RECORD EXCERPTS:
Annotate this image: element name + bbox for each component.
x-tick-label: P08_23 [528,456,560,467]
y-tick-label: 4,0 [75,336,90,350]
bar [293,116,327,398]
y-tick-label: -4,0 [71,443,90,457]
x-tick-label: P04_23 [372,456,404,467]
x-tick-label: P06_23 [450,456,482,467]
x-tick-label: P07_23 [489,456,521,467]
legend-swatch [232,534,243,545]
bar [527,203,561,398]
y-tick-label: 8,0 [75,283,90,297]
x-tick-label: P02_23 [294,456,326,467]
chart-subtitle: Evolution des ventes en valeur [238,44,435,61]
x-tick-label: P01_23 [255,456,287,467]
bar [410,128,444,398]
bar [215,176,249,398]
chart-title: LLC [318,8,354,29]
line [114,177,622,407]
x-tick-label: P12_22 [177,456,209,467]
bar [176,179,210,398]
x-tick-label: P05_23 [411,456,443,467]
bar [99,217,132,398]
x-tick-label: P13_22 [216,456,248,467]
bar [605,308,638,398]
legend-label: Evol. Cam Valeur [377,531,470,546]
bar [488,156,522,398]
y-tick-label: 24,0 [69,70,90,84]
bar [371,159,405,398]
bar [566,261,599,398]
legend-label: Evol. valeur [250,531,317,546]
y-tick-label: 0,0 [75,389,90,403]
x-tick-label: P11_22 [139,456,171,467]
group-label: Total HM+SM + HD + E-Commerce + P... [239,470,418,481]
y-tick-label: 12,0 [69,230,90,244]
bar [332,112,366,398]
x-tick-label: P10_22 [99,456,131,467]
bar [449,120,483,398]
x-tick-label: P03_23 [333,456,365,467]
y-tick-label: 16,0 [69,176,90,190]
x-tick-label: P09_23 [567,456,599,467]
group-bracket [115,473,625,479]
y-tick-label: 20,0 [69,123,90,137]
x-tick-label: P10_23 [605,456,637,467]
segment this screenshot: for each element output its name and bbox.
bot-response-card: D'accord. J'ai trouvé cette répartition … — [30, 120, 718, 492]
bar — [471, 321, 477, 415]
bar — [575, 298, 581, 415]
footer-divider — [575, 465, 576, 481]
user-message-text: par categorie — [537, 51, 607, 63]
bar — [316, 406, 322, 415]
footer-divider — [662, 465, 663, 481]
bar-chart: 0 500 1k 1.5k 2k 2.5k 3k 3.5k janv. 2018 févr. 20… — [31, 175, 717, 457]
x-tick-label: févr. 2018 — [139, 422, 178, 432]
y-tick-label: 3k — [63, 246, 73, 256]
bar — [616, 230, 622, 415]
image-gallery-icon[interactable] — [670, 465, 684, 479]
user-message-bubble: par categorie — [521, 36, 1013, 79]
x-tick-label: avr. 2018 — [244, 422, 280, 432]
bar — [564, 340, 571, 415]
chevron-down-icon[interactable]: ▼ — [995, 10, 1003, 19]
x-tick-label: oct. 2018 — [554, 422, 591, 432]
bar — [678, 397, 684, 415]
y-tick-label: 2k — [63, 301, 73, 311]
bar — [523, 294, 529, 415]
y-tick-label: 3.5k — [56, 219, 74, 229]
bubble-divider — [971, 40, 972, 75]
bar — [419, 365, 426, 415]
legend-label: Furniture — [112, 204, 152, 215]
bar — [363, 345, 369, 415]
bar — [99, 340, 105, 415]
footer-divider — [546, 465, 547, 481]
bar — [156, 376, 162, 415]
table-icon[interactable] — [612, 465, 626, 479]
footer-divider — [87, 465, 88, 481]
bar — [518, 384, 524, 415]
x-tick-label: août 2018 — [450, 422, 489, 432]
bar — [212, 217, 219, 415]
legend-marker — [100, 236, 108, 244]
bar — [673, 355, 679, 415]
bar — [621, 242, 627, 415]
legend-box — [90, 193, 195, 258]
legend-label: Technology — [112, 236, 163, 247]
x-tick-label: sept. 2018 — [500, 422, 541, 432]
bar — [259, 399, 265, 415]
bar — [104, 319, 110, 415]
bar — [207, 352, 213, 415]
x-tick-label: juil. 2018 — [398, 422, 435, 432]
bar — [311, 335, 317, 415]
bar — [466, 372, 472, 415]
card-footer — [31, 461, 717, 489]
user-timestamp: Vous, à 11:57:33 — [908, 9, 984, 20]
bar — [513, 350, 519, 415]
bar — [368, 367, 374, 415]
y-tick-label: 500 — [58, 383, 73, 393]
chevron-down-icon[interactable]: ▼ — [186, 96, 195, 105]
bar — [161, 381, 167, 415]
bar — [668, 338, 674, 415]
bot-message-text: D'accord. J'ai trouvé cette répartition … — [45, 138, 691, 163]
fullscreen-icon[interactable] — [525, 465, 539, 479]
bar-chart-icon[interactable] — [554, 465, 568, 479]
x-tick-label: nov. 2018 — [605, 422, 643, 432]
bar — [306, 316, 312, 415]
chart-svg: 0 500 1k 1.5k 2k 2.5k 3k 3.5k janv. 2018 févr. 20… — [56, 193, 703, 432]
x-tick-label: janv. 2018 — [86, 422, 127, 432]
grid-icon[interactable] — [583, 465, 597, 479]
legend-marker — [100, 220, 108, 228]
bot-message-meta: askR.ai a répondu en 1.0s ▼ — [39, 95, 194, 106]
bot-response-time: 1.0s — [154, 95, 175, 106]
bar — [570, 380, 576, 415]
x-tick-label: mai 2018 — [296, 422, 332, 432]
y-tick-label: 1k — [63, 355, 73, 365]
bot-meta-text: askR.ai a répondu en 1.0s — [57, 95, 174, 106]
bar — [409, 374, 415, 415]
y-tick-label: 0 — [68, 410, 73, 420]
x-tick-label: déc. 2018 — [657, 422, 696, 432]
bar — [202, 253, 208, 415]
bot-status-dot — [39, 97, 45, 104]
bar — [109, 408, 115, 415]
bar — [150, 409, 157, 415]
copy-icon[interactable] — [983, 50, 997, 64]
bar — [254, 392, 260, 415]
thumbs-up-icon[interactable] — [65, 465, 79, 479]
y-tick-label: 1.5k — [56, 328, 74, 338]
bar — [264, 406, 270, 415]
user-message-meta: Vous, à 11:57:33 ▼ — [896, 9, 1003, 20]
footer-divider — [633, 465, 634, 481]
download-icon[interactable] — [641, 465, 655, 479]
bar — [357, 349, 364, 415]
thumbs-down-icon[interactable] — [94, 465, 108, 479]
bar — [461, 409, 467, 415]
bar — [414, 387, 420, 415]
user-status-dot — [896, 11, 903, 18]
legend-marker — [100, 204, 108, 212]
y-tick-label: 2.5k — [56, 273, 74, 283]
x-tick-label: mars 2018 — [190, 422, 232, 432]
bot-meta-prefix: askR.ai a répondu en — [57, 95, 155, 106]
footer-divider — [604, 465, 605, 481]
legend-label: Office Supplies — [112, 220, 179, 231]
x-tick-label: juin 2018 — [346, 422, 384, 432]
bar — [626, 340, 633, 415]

GIVEN REQUEST: Copy all of the records above verbatim, line for line, without changing any character.

WRITTEN RESPONSE:
Annotate this image: element name + bbox for each component.
x-tick-label: P08_23 [528,456,560,467]
y-tick-label: 4,0 [75,336,90,350]
bar [293,116,327,398]
y-tick-label: -4,0 [71,443,90,457]
x-tick-label: P04_23 [372,456,404,467]
x-tick-label: P06_23 [450,456,482,467]
x-tick-label: P07_23 [489,456,521,467]
legend-swatch [232,534,243,545]
bar [527,203,561,398]
y-tick-label: 8,0 [75,283,90,297]
x-tick-label: P02_23 [294,456,326,467]
chart-subtitle: Evolution des ventes en valeur [238,44,435,61]
x-tick-label: P01_23 [255,456,287,467]
bar [410,128,444,398]
bar [215,176,249,398]
chart-title: LLC [318,8,354,29]
line [114,177,622,407]
x-tick-label: P12_22 [177,456,209,467]
bar [176,179,210,398]
x-tick-label: P05_23 [411,456,443,467]
bar [99,217,132,398]
x-tick-label: P13_22 [216,456,248,467]
bar [605,308,638,398]
legend-label: Evol. Cam Valeur [377,531,470,546]
bar [488,156,522,398]
y-tick-label: 24,0 [69,70,90,84]
bar [371,159,405,398]
bar [566,261,599,398]
legend-label: Evol. valeur [250,531,317,546]
y-tick-label: 0,0 [75,389,90,403]
x-tick-label: P11_22 [139,456,171,467]
group-label: Total HM+SM + HD + E-Commerce + P... [239,470,418,481]
y-tick-label: 12,0 [69,230,90,244]
bar [332,112,366,398]
x-tick-label: P10_22 [99,456,131,467]
bar [449,120,483,398]
x-tick-label: P03_23 [333,456,365,467]
y-tick-label: 16,0 [69,176,90,190]
x-tick-label: P09_23 [567,456,599,467]
group-bracket [115,473,625,479]
y-tick-label: 20,0 [69,123,90,137]
x-tick-label: P10_23 [605,456,637,467]
segment this screenshot: for each element output its name and bbox.
bot-response-card: D'accord. J'ai trouvé cette répartition … — [30, 120, 718, 492]
bar — [471, 321, 477, 415]
bar — [575, 298, 581, 415]
footer-divider — [575, 465, 576, 481]
user-message-text: par categorie — [537, 51, 607, 63]
bar — [316, 406, 322, 415]
footer-divider — [662, 465, 663, 481]
bar-chart: 0 500 1k 1.5k 2k 2.5k 3k 3.5k janv. 2018 févr. 20… — [31, 175, 717, 457]
x-tick-label: févr. 2018 — [139, 422, 178, 432]
y-tick-label: 3k — [63, 246, 73, 256]
bar — [616, 230, 622, 415]
image-gallery-icon[interactable] — [670, 465, 684, 479]
user-message-bubble: par categorie — [521, 36, 1013, 79]
x-tick-label: avr. 2018 — [244, 422, 280, 432]
bar — [564, 340, 571, 415]
chevron-down-icon[interactable]: ▼ — [995, 10, 1003, 19]
x-tick-label: oct. 2018 — [554, 422, 591, 432]
bar — [678, 397, 684, 415]
y-tick-label: 2k — [63, 301, 73, 311]
bar — [523, 294, 529, 415]
y-tick-label: 3.5k — [56, 219, 74, 229]
bubble-divider — [971, 40, 972, 75]
bar — [419, 365, 426, 415]
legend-label: Furniture — [112, 204, 152, 215]
bar — [363, 345, 369, 415]
bar — [99, 340, 105, 415]
footer-divider — [546, 465, 547, 481]
bar — [156, 376, 162, 415]
table-icon[interactable] — [612, 465, 626, 479]
footer-divider — [87, 465, 88, 481]
bar — [518, 384, 524, 415]
x-tick-label: août 2018 — [450, 422, 489, 432]
bar — [212, 217, 219, 415]
legend-marker — [100, 236, 108, 244]
bar — [673, 355, 679, 415]
bar — [621, 242, 627, 415]
legend-box — [90, 193, 195, 258]
legend-label: Technology — [112, 236, 163, 247]
x-tick-label: sept. 2018 — [500, 422, 541, 432]
bar — [259, 399, 265, 415]
bar — [104, 319, 110, 415]
bar — [207, 352, 213, 415]
x-tick-label: juil. 2018 — [398, 422, 435, 432]
bar — [311, 335, 317, 415]
bar — [466, 372, 472, 415]
card-footer — [31, 461, 717, 489]
user-timestamp: Vous, à 11:57:33 — [908, 9, 984, 20]
bar — [513, 350, 519, 415]
bar — [368, 367, 374, 415]
y-tick-label: 500 — [58, 383, 73, 393]
chevron-down-icon[interactable]: ▼ — [186, 96, 195, 105]
bar — [161, 381, 167, 415]
bar — [668, 338, 674, 415]
bot-message-text: D'accord. J'ai trouvé cette répartition … — [45, 138, 691, 163]
fullscreen-icon[interactable] — [525, 465, 539, 479]
bar-chart-icon[interactable] — [554, 465, 568, 479]
x-tick-label: nov. 2018 — [605, 422, 643, 432]
bar — [306, 316, 312, 415]
chart-svg: 0 500 1k 1.5k 2k 2.5k 3k 3.5k janv. 2018 févr. 20… — [56, 193, 703, 432]
x-tick-label: janv. 2018 — [86, 422, 127, 432]
grid-icon[interactable] — [583, 465, 597, 479]
legend-marker — [100, 220, 108, 228]
bot-message-meta: askR.ai a répondu en 1.0s ▼ — [39, 95, 194, 106]
bot-response-time: 1.0s — [154, 95, 175, 106]
bar — [570, 380, 576, 415]
x-tick-label: mai 2018 — [296, 422, 332, 432]
y-tick-label: 1k — [63, 355, 73, 365]
bot-meta-text: askR.ai a répondu en 1.0s — [57, 95, 174, 106]
bar — [409, 374, 415, 415]
y-tick-label: 0 — [68, 410, 73, 420]
x-tick-label: déc. 2018 — [657, 422, 696, 432]
bar — [202, 253, 208, 415]
bot-status-dot — [39, 97, 45, 104]
bar — [109, 408, 115, 415]
bar — [150, 409, 157, 415]
copy-icon[interactable] — [983, 50, 997, 64]
bar — [254, 392, 260, 415]
thumbs-up-icon[interactable] — [65, 465, 79, 479]
y-tick-label: 1.5k — [56, 328, 74, 338]
bar — [264, 406, 270, 415]
user-message-meta: Vous, à 11:57:33 ▼ — [896, 9, 1003, 20]
footer-divider — [633, 465, 634, 481]
download-icon[interactable] — [641, 465, 655, 479]
bar — [357, 349, 364, 415]
thumbs-down-icon[interactable] — [94, 465, 108, 479]
bar — [461, 409, 467, 415]
bar — [414, 387, 420, 415]
user-status-dot — [896, 11, 903, 18]
legend-marker — [100, 204, 108, 212]
y-tick-label: 2.5k — [56, 273, 74, 283]
x-tick-label: mars 2018 — [190, 422, 232, 432]
bot-meta-prefix: askR.ai a répondu en — [57, 95, 155, 106]
footer-divider — [604, 465, 605, 481]
legend-label: Office Supplies — [112, 220, 179, 231]
x-tick-label: juin 2018 — [346, 422, 384, 432]
bar — [626, 340, 633, 415]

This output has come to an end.